• _Goal of the exercise_
Where does the string "text" appear? Copy every line of the entries below that holds it.

• _Records for the exercise_

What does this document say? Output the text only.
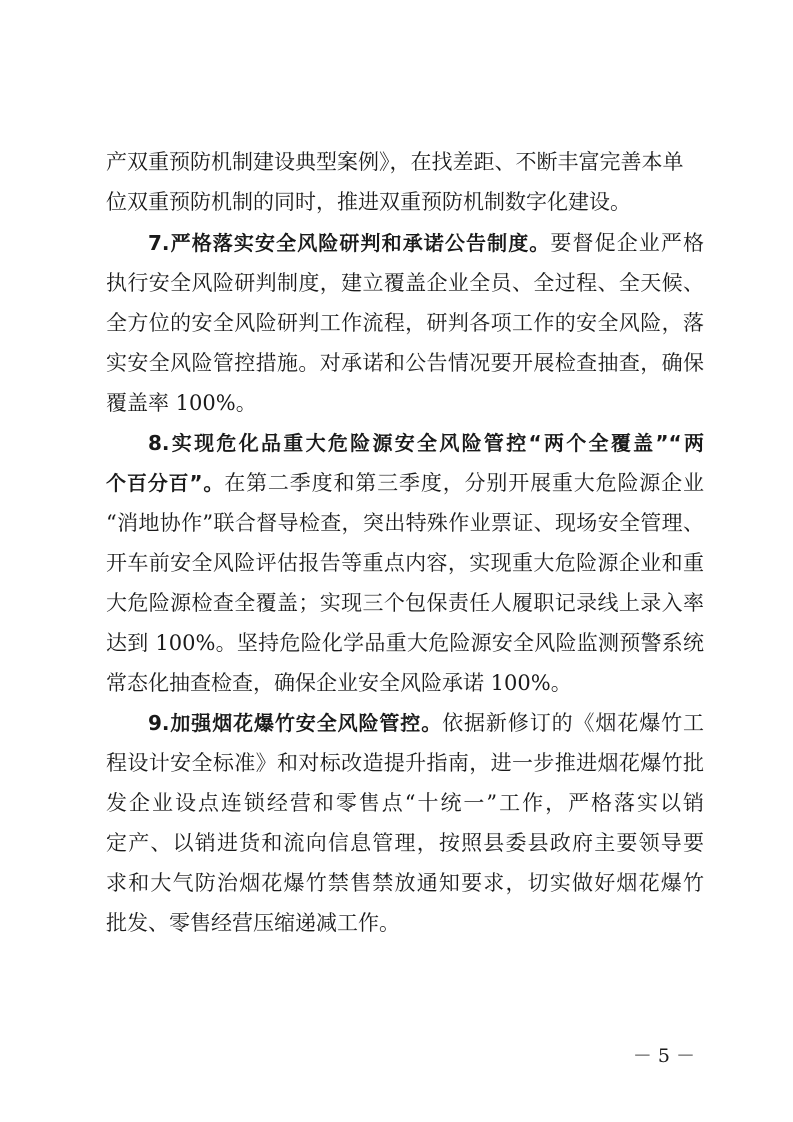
产双重预防机制建设典型案例》，在找差距、不断丰富完善本单
位双重预防机制的同时，推进双重预防机制数字化建设。
7.严格落实安全风险研判和承诺公告制度。要督促企业严格
执行安全风险研判制度，建立覆盖企业全员、全过程、全天候、
全方位的安全风险研判工作流程，研判各项工作的安全风险，落
实安全风险管控措施。对承诺和公告情况要开展检查抽查，确保
覆盖率 100%。
8.实现危化品重大危险源安全风险管控“两个全覆盖”“两
个百分百”。在第二季度和第三季度，分别开展重大危险源企业
“消地协作”联合督导检查，突出特殊作业票证、现场安全管理、
开车前安全风险评估报告等重点内容，实现重大危险源企业和重
大危险源检查全覆盖；实现三个包保责任人履职记录线上录入率
达到 100%。坚持危险化学品重大危险源安全风险监测预警系统
常态化抽查检查，确保企业安全风险承诺 100%。
9.加强烟花爆竹安全风险管控。依据新修订的《烟花爆竹工
程设计安全标准》和对标改造提升指南，进一步推进烟花爆竹批
发企业设点连锁经营和零售点“十统一”工作，严格落实以销
定产、以销进货和流向信息管理，按照县委县政府主要领导要
求和大气防治烟花爆竹禁售禁放通知要求，切实做好烟花爆竹
批发、零售经营压缩递减工作。
－ 5 －
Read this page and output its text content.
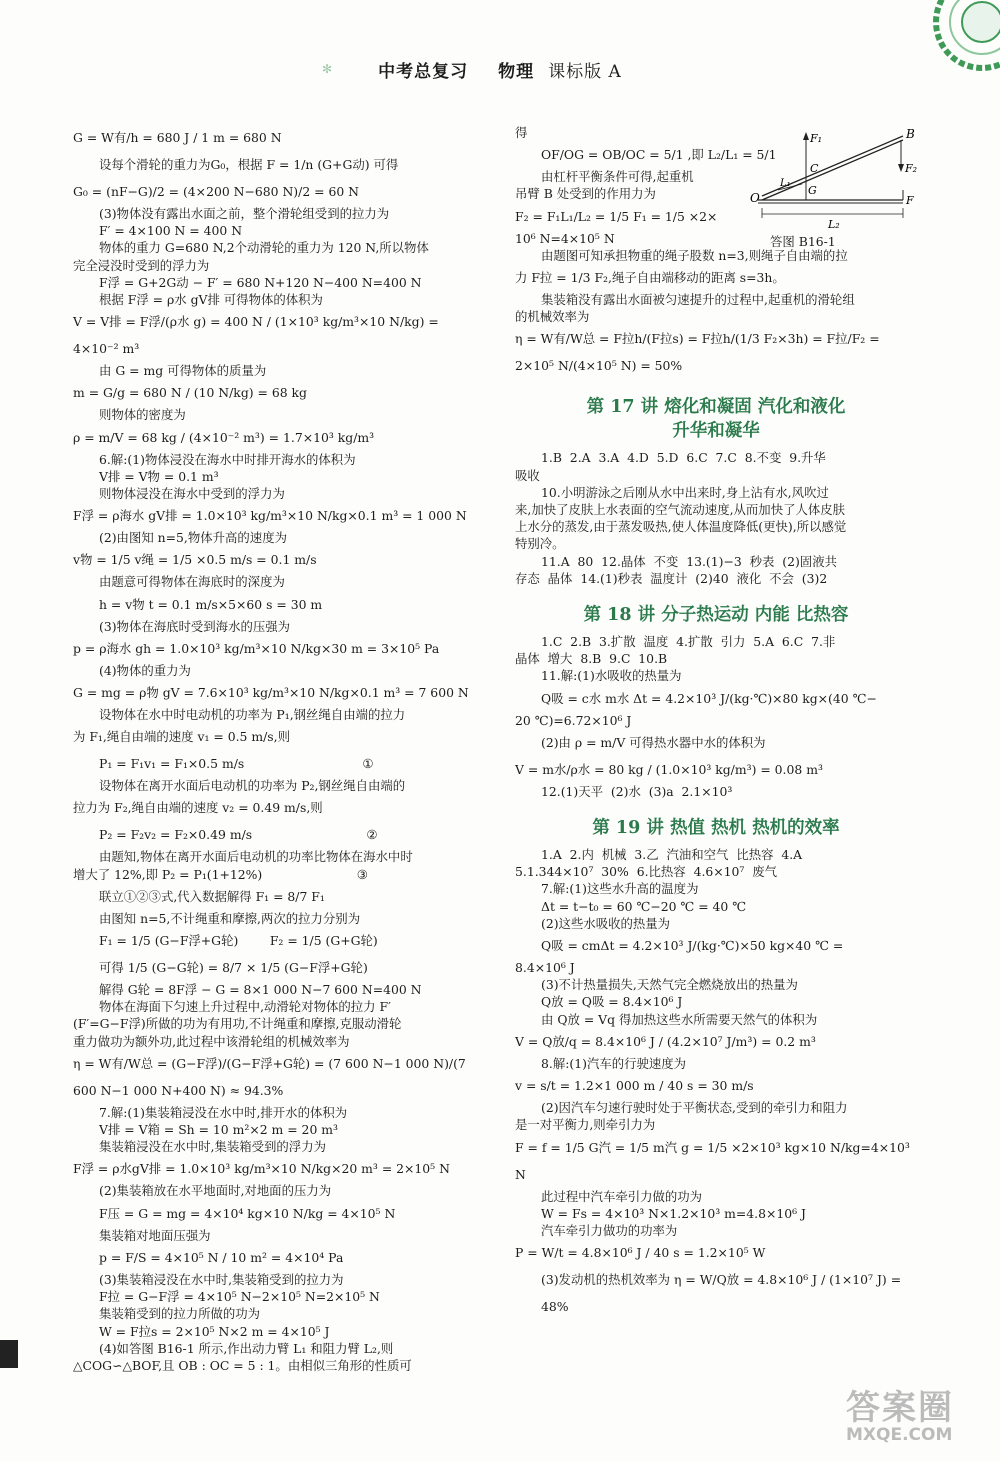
✻	中考总复习 物理 课标版 A
G = W有/h = 680 J / 1 m = 680 N
设每个滑轮的重力为G₀，根据 F = 1/n (G+G动) 可得
G₀ = (nF−G)/2 = (4×200 N−680 N)/2 = 60 N
(3)物体没有露出水面之前，整个滑轮组受到的拉力为
F′ = 4×100 N = 400 N
物体的重力 G=680 N,2个动滑轮的重力为 120 N,所以物体
完全浸没时受到的浮力为
F浮 = G+2G动 − F′ = 680 N+120 N−400 N=400 N
根据 F浮 = ρ水 gV排 可得物体的体积为
V = V排 = F浮/(ρ水 g) = 400 N / (1×10³ kg/m³×10 N/kg) = 4×10⁻² m³
由 G = mg 可得物体的质量为
m = G/g = 680 N / (10 N/kg) = 68 kg
则物体的密度为
ρ = m/V = 68 kg / (4×10⁻² m³) = 1.7×10³ kg/m³
6.解:(1)物体浸没在海水中时排开海水的体积为
V排 = V物 = 0.1 m³
则物体浸没在海水中受到的浮力为
F浮 = ρ海水 gV排 = 1.0×10³ kg/m³×10 N/kg×0.1 m³ = 1 000 N
(2)由图知 n=5,物体升高的速度为
v物 = 1/5 v绳 = 1/5 ×0.5 m/s = 0.1 m/s
由题意可得物体在海底时的深度为
h = v物 t = 0.1 m/s×5×60 s = 30 m
(3)物体在海底时受到海水的压强为
p = ρ海水 gh = 1.0×10³ kg/m³×10 N/kg×30 m = 3×10⁵ Pa
(4)物体的重力为
G = mg = ρ物 gV = 7.6×10³ kg/m³×10 N/kg×0.1 m³ = 7 600 N
设物体在水中时电动机的功率为 P₁,钢丝绳自由端的拉力
为 F₁,绳自由端的速度 v₁ = 0.5 m/s,则
P₁ = F₁v₁ = F₁×0.5 m/s                              ①
设物体在离开水面后电动机的功率为 P₂,钢丝绳自由端的
拉力为 F₂,绳自由端的速度 v₂ = 0.49 m/s,则
P₂ = F₂v₂ = F₂×0.49 m/s                             ②
由题知,物体在离开水面后电动机的功率比物体在海水中时
增大了 12%,即 P₂ = P₁(1+12%)                        ③
联立①②③式,代入数据解得 F₁ = 8/7 F₁
由图知 n=5,不计绳重和摩擦,两次的拉力分别为
F₁ = 1/5 (G−F浮+G轮)        F₂ = 1/5 (G+G轮)
可得 1/5 (G−G轮) = 8/7 × 1/5 (G−F浮+G轮)
解得 G轮 = 8F浮 − G = 8×1 000 N−7 600 N=400 N
物体在海面下匀速上升过程中,动滑轮对物体的拉力 F′
(F′=G−F浮)所做的功为有用功,不计绳重和摩擦,克服动滑轮
重力做功为额外功,此过程中该滑轮组的机械效率为
η = W有/W总 = (G−F浮)/(G−F浮+G轮) = (7 600 N−1 000 N)/(7 600 N−1 000 N+400 N) ≈ 94.3%
7.解:(1)集装箱浸没在水中时,排开水的体积为
V排 = V箱 = Sh = 10 m²×2 m = 20 m³
集装箱浸没在水中时,集装箱受到的浮力为
F浮 = ρ水gV排 = 1.0×10³ kg/m³×10 N/kg×20 m³ = 2×10⁵ N
(2)集装箱放在水平地面时,对地面的压力为
F压 = G = mg = 4×10⁴ kg×10 N/kg = 4×10⁵ N
集装箱对地面压强为
p = F/S = 4×10⁵ N / 10 m² = 4×10⁴ Pa
(3)集装箱浸没在水中时,集装箱受到的拉力为
F拉 = G−F浮 = 4×10⁵ N−2×10⁵ N=2×10⁵ N
集装箱受到的拉力所做的功为
W = F拉s = 2×10⁵ N×2 m = 4×10⁵ J
(4)如答图 B16-1 所示,作出动力臂 L₁ 和阻力臂 L₂,则
△COG∽△BOF,且 OB : OC = 5 : 1。由相似三角形的性质可
得
OF/OG = OB/OC = 5/1 ,即 L₂/L₁ = 5/1
由杠杆平衡条件可得,起重机
吊臂 B 处受到的作用力为
F₂ = F₁L₁/L₂ = 1/5 F₁ = 1/5 ×2×
10⁶ N=4×10⁵ N
由题图可知承担物重的绳子股数 n=3,则绳子自由端的拉
力 F拉 = 1/3 F₂,绳子自由端移动的距离 s=3h。
集装箱没有露出水面被匀速提升的过程中,起重机的滑轮组
的机械效率为
η = W有/W总 = F拉h/(F拉s) = F拉h/(1/3 F₂×3h) = F拉/F₂ = 2×10⁵ N/(4×10⁵ N) = 50%
第 17 讲 熔化和凝固 汽化和液化
升华和凝华
1.B  2.A  3.A  4.D  5.D  6.C  7.C  8.不变  9.升华
吸收
10.小明游泳之后刚从水中出来时,身上沾有水,风吹过
来,加快了皮肤上水表面的空气流动速度,从而加快了人体皮肤
上水分的蒸发,由于蒸发吸热,使人体温度降低(更快),所以感觉
特别冷。
11.A  80  12.晶体  不变  13.(1)−3  秒表  (2)固液共
存态  晶体  14.(1)秒表  温度计  (2)40  液化  不会  (3)2
第 18 讲 分子热运动 内能 比热容
1.C  2.B  3.扩散  温度  4.扩散  引力  5.A  6.C  7.非
晶体  增大  8.B  9.C  10.B
11.解:(1)水吸收的热量为
Q吸 = c水 m水 Δt = 4.2×10³ J/(kg·℃)×80 kg×(40 ℃−
20 ℃)=6.72×10⁶ J
(2)由 ρ = m/V 可得热水器中水的体积为
V = m水/ρ水 = 80 kg / (1.0×10³ kg/m³) = 0.08 m³
12.(1)天平  (2)水  (3)a  2.1×10³
第 19 讲 热值 热机 热机的效率
1.A  2.内  机械  3.乙  汽油和空气  比热容  4.A
5.1.344×10⁷  30%  6.比热容  4.6×10⁷  废气
7.解:(1)这些水升高的温度为
Δt = t−t₀ = 60 ℃−20 ℃ = 40 ℃
(2)这些水吸收的热量为
Q吸 = cmΔt = 4.2×10³ J/(kg·℃)×50 kg×40 ℃ =
8.4×10⁶ J
(3)不计热量损失,天然气完全燃烧放出的热量为
Q放 = Q吸 = 8.4×10⁶ J
由 Q放 = Vq 得加热这些水所需要天然气的体积为
V = Q放/q = 8.4×10⁶ J / (4.2×10⁷ J/m³) = 0.2 m³
8.解:(1)汽车的行驶速度为
v = s/t = 1.2×1 000 m / 40 s = 30 m/s
(2)因汽车匀速行驶时处于平衡状态,受到的牵引力和阻力
是一对平衡力,则牵引力为
F = f = 1/5 G汽 = 1/5 m汽 g = 1/5 ×2×10³ kg×10 N/kg=4×10³ N
此过程中汽车牵引力做的功为
W = Fs = 4×10³ N×1.2×10³ m=4.8×10⁶ J
汽车牵引力做功的功率为
P = W/t = 4.8×10⁶ J / 40 s = 1.2×10⁵ W
(3)发动机的热机效率为 η = W/Q放 = 4.8×10⁶ J / (1×10⁷ J) = 48%
O
B
C
G
F
F₁
F₂
L₁
L₂
答图 B16-1
答案圈
MXQE.COM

• _The answer_
What does this document say? Output the text only.
Read this page and output its text content.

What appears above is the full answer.